Pull out every line below that holds the word "совершались".

+++++

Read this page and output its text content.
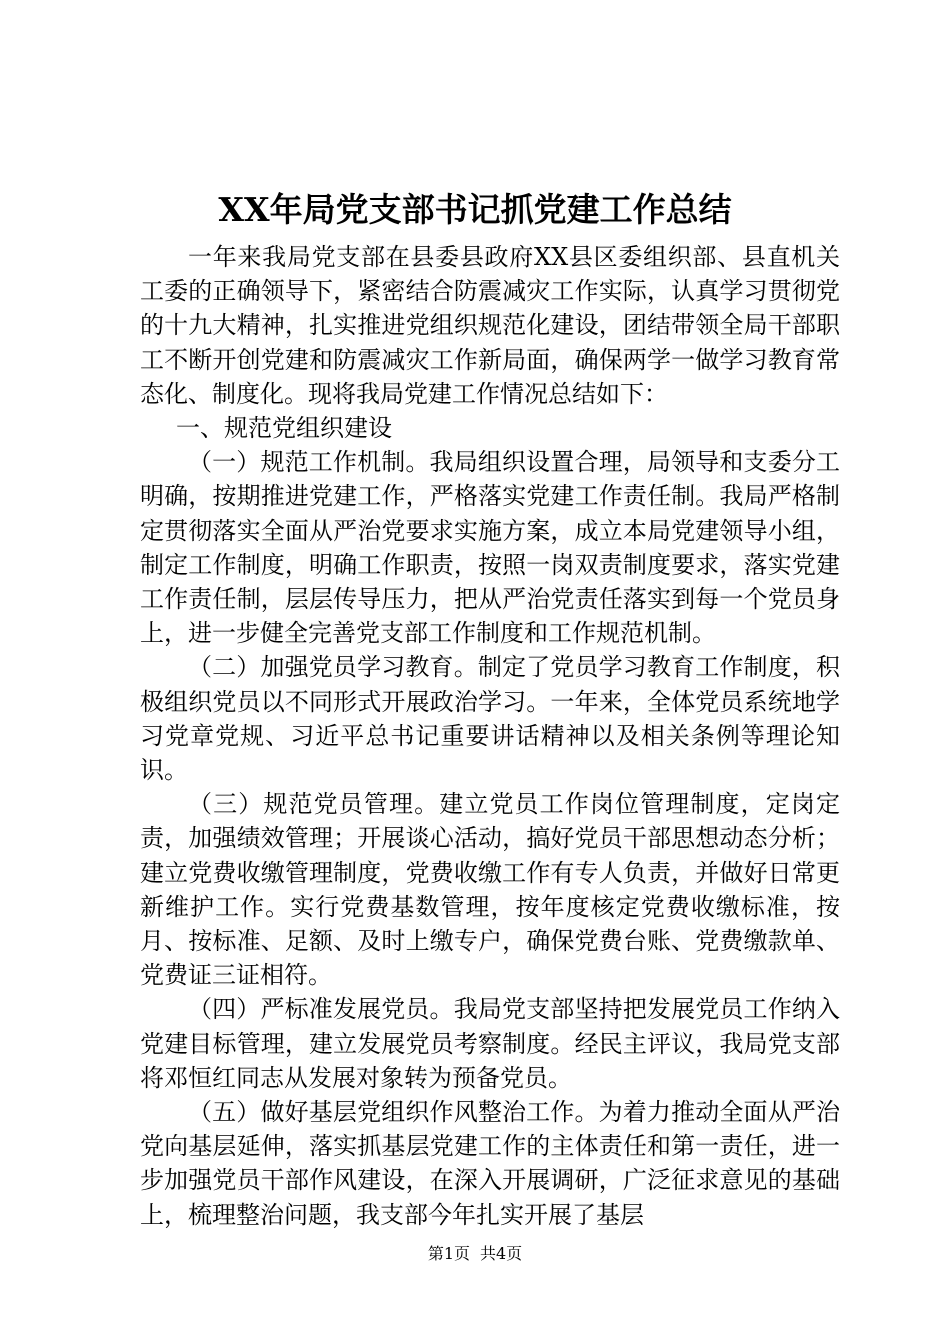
XX年局党支部书记抓党建工作总结

一年来我局党支部在县委县政府XX县区委组织部、县直机关工委的正确领导下，紧密结合防震减灾工作实际，认真学习贯彻党的十九大精神，扎实推进党组织规范化建设，团结带领全局干部职工不断开创党建和防震减灾工作新局面，确保两学一做学习教育常态化、制度化。现将我局党建工作情况总结如下：

一、规范党组织建设

（一）规范工作机制。我局组织设置合理，局领导和支委分工明确，按期推进党建工作，严格落实党建工作责任制。我局严格制定贯彻落实全面从严治党要求实施方案，成立本局党建领导小组，制定工作制度，明确工作职责，按照一岗双责制度要求，落实党建工作责任制，层层传导压力，把从严治党责任落实到每一个党员身上，进一步健全完善党支部工作制度和工作规范机制。

（二）加强党员学习教育。制定了党员学习教育工作制度，积极组织党员以不同形式开展政治学习。一年来，全体党员系统地学习党章党规、习近平总书记重要讲话精神以及相关条例等理论知识。

（三）规范党员管理。建立党员工作岗位管理制度，定岗定责，加强绩效管理；开展谈心活动，搞好党员干部思想动态分析；建立党费收缴管理制度，党费收缴工作有专人负责，并做好日常更新维护工作。实行党费基数管理，按年度核定党费收缴标准，按月、按标准、足额、及时上缴专户，确保党费台账、党费缴款单、党费证三证相符。

（四）严标准发展党员。我局党支部坚持把发展党员工作纳入党建目标管理，建立发展党员考察制度。经民主评议，我局党支部将邓恒红同志从发展对象转为预备党员。

（五）做好基层党组织作风整治工作。为着力推动全面从严治党向基层延伸，落实抓基层党建工作的主体责任和第一责任，进一步加强党员干部作风建设，在深入开展调研，广泛征求意见的基础上，梳理整治问题，我支部今年扎实开展了基层

第1页 共4页
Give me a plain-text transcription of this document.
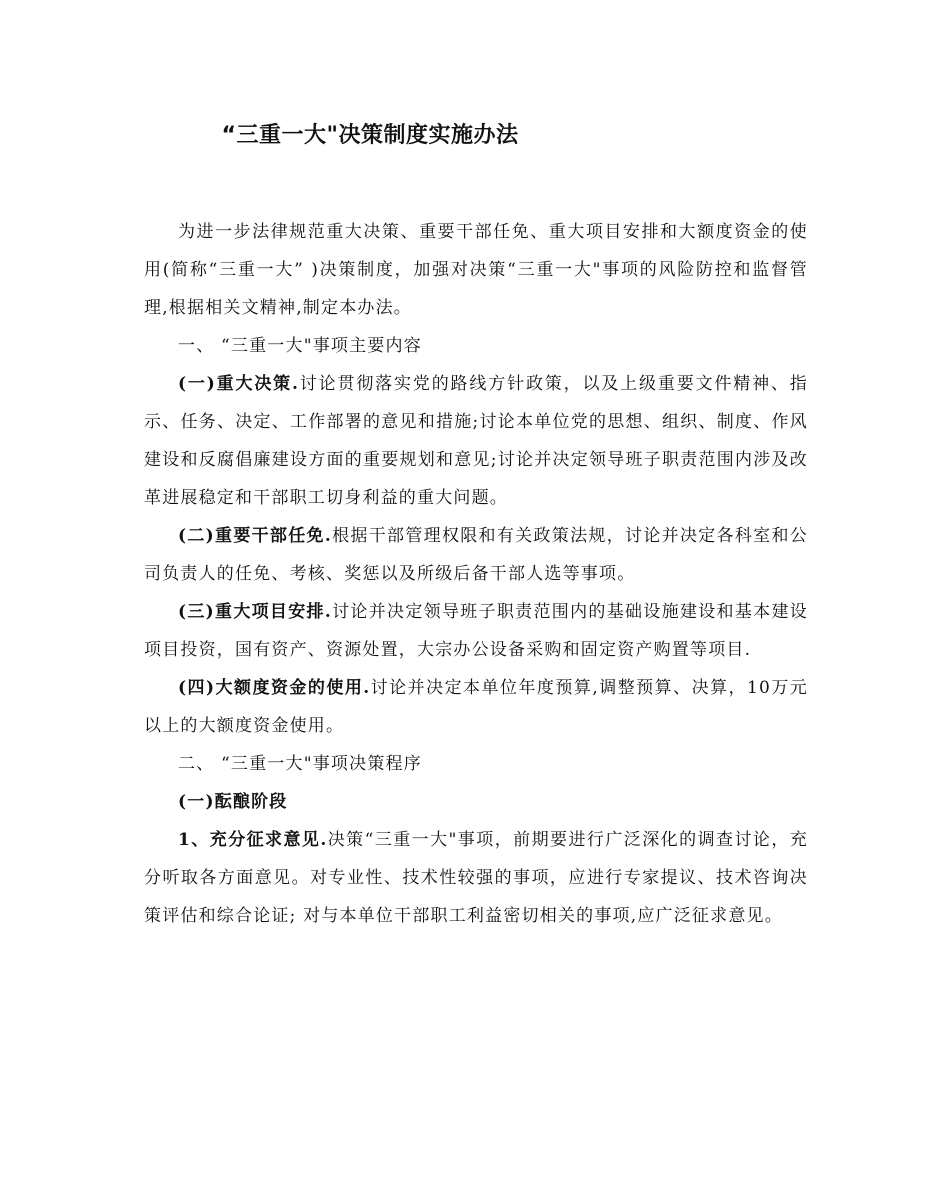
“三重一大"决策制度实施办法

为进一步法律规范重大决策、重要干部任免、重大项目安排和大额度资金的使用(简称“三重一大” )决策制度，加强对决策“三重一大"事项的风险防控和监督管理,根据相关文精神,制定本办法。

一、 “三重一大"事项主要内容

(一)重大决策.讨论贯彻落实党的路线方针政策，以及上级重要文件精神、指示、任务、决定、工作部署的意见和措施;讨论本单位党的思想、组织、制度、作风建设和反腐倡廉建设方面的重要规划和意见;讨论并决定领导班子职责范围内涉及改革进展稳定和干部职工切身利益的重大问题。

(二)重要干部任免.根据干部管理权限和有关政策法规，讨论并决定各科室和公司负责人的任免、考核、奖惩以及所级后备干部人选等事项。

(三)重大项目安排.讨论并决定领导班子职责范围内的基础设施建设和基本建设项目投资，国有资产、资源处置，大宗办公设备采购和固定资产购置等项目.

(四)大额度资金的使用.讨论并决定本单位年度预算,调整预算、决算，10万元以上的大额度资金使用。

二、 “三重一大"事项决策程序

(一)酝酿阶段

1、充分征求意见.决策“三重一大"事项，前期要进行广泛深化的调查讨论，充分听取各方面意见。对专业性、技术性较强的事项，应进行专家提议、技术咨询决策评估和综合论证; 对与本单位干部职工利益密切相关的事项,应广泛征求意见。
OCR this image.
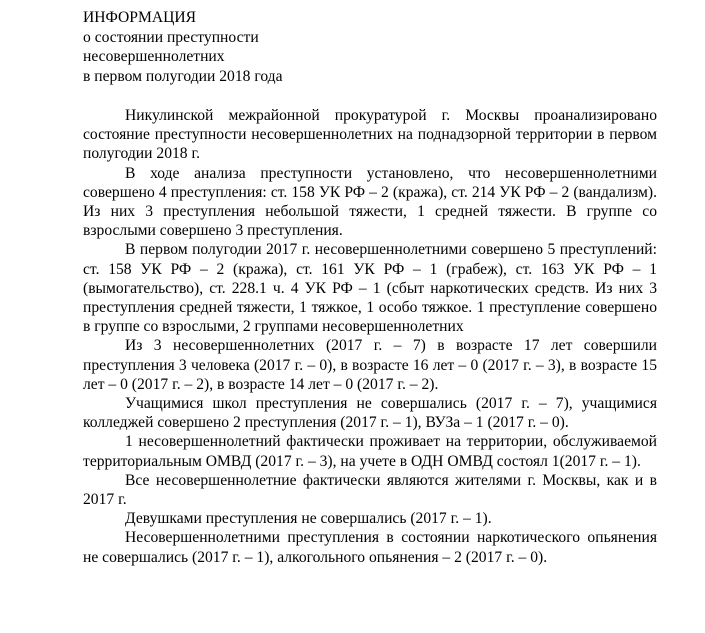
ИНФОРМАЦИЯ
о состоянии преступности
несовершеннолетних
в первом полугодии 2018 года

Никулинской межрайонной прокуратурой г. Москвы проанализировано состояние преступности несовершеннолетних на поднадзорной территории в первом полугодии 2018 г.

В ходе анализа преступности установлено, что несовершеннолетними совершено 4 преступления: ст. 158 УК РФ – 2 (кража), ст. 214 УК РФ – 2 (вандализм). Из них 3 преступления небольшой тяжести, 1 средней тяжести. В группе со взрослыми совершено 3 преступления.

В первом полугодии 2017 г. несовершеннолетними совершено 5 преступлений: ст. 158 УК РФ – 2 (кража), ст. 161 УК РФ – 1 (грабеж), ст. 163 УК РФ – 1 (вымогательство), ст. 228.1 ч. 4 УК РФ – 1 (сбыт наркотических средств. Из них 3 преступления средней тяжести, 1 тяжкое, 1 особо тяжкое. 1 преступление совершено в группе со взрослыми, 2 группами несовершеннолетних

Из 3 несовершеннолетних (2017 г. – 7) в возрасте 17 лет совершили преступления 3 человека (2017 г. – 0), в возрасте 16 лет – 0 (2017 г. – 3), в возрасте 15 лет – 0 (2017 г. – 2), в возрасте 14 лет – 0 (2017 г. – 2).

Учащимися школ преступления не совершались (2017 г. – 7), учащимися колледжей совершено 2 преступления (2017 г. – 1), ВУЗа – 1 (2017 г. – 0).

1 несовершеннолетний фактически проживает на территории, обслуживаемой территориальным ОМВД (2017 г. – 3), на учете в ОДН ОМВД состоял 1(2017 г. – 1).

Все несовершеннолетние фактически являются жителями г. Москвы, как и в 2017 г.

Девушками преступления не совершались (2017 г. – 1).

Несовершеннолетними преступления в состоянии наркотического опьянения не совершались (2017 г. – 1), алкогольного опьянения – 2 (2017 г. – 0).
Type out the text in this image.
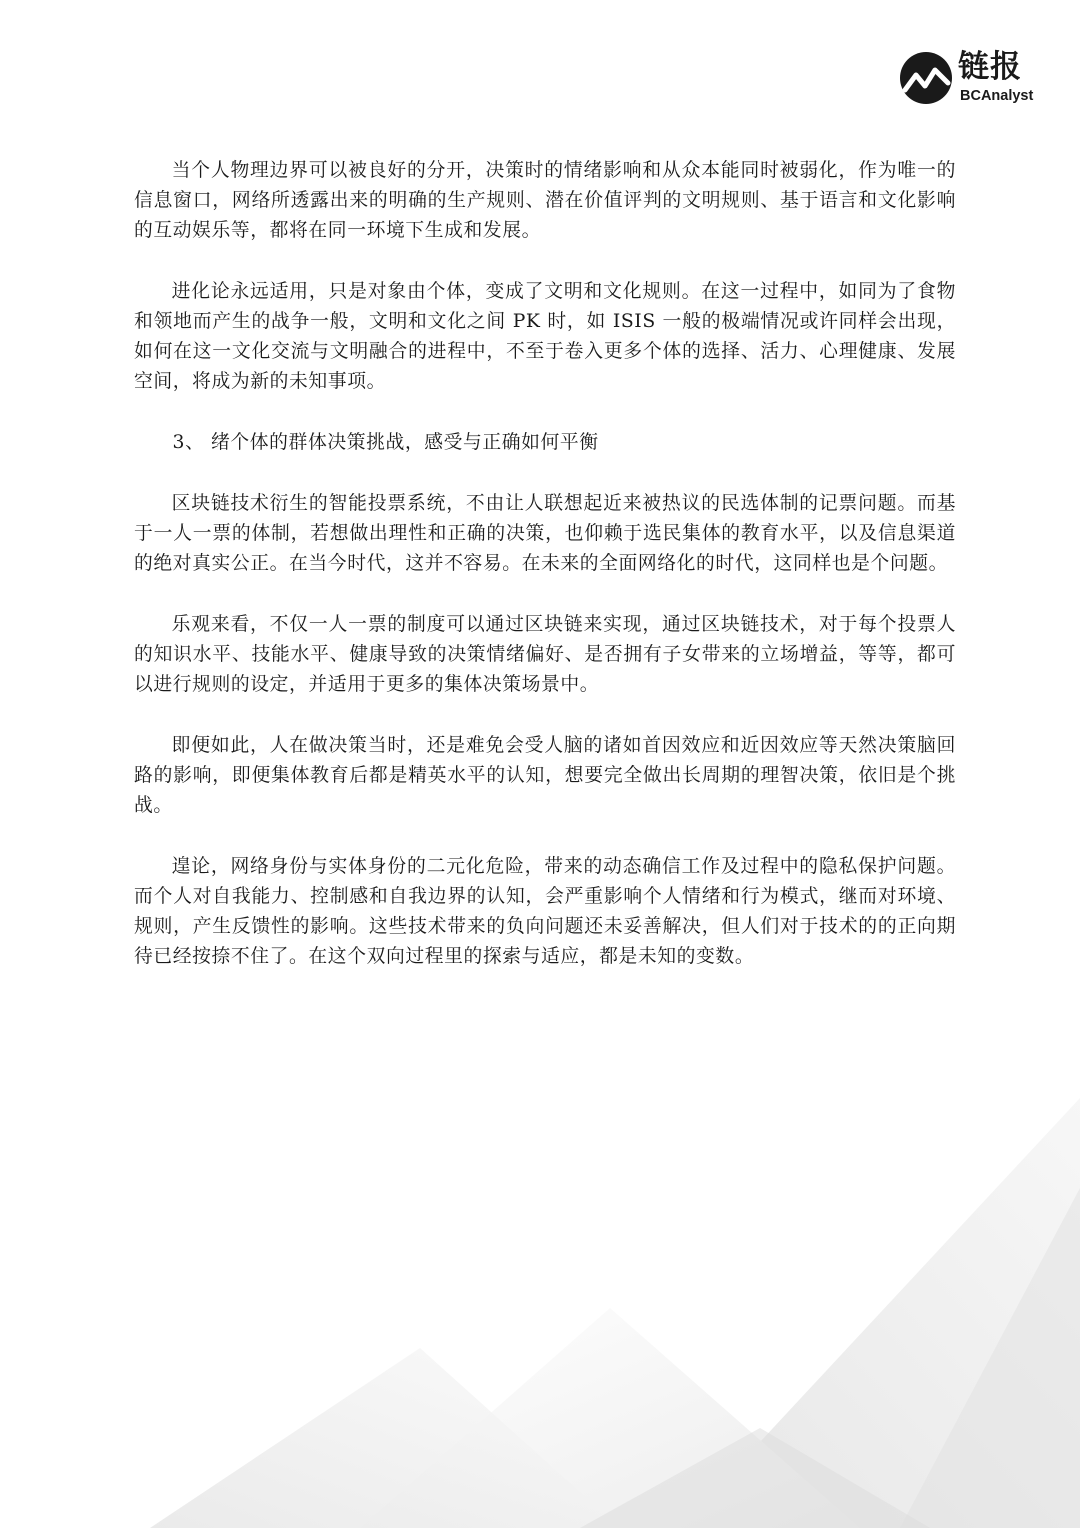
链报
BCAnalyst

当个人物理边界可以被良好的分开，决策时的情绪影响和从众本能同时被弱化，作为唯一的信息窗口，网络所透露出来的明确的生产规则、潜在价值评判的文明规则、基于语言和文化影响的互动娱乐等，都将在同一环境下生成和发展。

进化论永远适用，只是对象由个体，变成了文明和文化规则。在这一过程中，如同为了食物和领地而产生的战争一般，文明和文化之间 PK 时，如 ISIS 一般的极端情况或许同样会出现，如何在这一文化交流与文明融合的进程中，不至于卷入更多个体的选择、活力、心理健康、发展空间，将成为新的未知事项。

3、 绪个体的群体决策挑战，感受与正确如何平衡

区块链技术衍生的智能投票系统，不由让人联想起近来被热议的民选体制的记票问题。而基于一人一票的体制，若想做出理性和正确的决策，也仰赖于选民集体的教育水平，以及信息渠道的绝对真实公正。在当今时代，这并不容易。在未来的全面网络化的时代，这同样也是个问题。

乐观来看，不仅一人一票的制度可以通过区块链来实现，通过区块链技术，对于每个投票人的知识水平、技能水平、健康导致的决策情绪偏好、是否拥有子女带来的立场增益，等等，都可以进行规则的设定，并适用于更多的集体决策场景中。

即便如此，人在做决策当时，还是难免会受人脑的诸如首因效应和近因效应等天然决策脑回路的影响，即便集体教育后都是精英水平的认知，想要完全做出长周期的理智决策，依旧是个挑战。

遑论，网络身份与实体身份的二元化危险，带来的动态确信工作及过程中的隐私保护问题。而个人对自我能力、控制感和自我边界的认知，会严重影响个人情绪和行为模式，继而对环境、规则，产生反馈性的影响。这些技术带来的负向问题还未妥善解决，但人们对于技术的的正向期待已经按捺不住了。在这个双向过程里的探索与适应，都是未知的变数。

+++++

■ **SOLVED PROBLEM**:
Учащимися школ преступления не совершались (2017 г. – 7), учащимися колледжей совершено 2 преступления (2017 г. – 1), ВУЗа – 1 (2017 г. – 0).
Девушками преступления не совершались (2017 г. – 1).
Несовершеннолетними преступления в состоянии наркотического опьянения не совершались (2017 г. – 1), алкогольного опьянения – 2 (2017 г. – 0).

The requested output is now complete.